- **Written exercise**
Return each line of the listing that contains the string "this".

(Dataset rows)
--------------------
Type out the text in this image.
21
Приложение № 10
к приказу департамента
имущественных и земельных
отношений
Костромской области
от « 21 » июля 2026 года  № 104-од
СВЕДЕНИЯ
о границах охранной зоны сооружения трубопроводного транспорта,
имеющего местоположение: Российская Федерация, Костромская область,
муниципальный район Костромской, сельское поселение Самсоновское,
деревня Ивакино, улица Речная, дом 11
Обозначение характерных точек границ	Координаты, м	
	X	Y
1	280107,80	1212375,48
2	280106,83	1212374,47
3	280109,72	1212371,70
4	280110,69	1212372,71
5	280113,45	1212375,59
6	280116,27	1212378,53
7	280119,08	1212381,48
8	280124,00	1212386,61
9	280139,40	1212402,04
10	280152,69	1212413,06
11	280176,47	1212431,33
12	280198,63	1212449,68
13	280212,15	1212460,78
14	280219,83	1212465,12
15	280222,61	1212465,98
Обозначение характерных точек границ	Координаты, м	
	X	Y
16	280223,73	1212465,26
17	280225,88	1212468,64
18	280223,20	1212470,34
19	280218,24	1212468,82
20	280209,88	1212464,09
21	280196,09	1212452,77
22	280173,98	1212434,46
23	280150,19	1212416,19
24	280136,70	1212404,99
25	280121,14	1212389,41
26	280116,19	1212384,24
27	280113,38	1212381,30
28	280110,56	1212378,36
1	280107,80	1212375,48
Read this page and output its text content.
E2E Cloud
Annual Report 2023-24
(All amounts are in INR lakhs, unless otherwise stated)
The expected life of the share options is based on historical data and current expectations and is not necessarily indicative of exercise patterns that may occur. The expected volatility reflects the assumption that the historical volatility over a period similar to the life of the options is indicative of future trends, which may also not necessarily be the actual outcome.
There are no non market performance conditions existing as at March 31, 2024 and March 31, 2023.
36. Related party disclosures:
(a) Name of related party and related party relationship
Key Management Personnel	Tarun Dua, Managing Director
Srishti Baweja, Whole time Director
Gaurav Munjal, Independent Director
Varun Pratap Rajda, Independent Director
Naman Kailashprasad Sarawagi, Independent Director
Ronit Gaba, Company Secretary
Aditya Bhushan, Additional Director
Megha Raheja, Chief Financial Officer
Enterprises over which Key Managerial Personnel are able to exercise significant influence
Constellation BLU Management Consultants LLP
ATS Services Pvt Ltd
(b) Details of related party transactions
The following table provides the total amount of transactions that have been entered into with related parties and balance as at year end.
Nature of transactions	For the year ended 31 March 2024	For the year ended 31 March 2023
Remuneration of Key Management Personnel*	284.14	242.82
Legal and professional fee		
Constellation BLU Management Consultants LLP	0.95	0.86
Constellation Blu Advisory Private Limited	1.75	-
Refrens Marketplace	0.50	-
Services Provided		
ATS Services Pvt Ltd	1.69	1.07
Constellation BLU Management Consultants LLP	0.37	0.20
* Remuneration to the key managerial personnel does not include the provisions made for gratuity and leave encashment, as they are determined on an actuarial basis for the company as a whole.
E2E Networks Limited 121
--------------------
- **Task response**
Type out the text in this image.
Read this page and output its text content.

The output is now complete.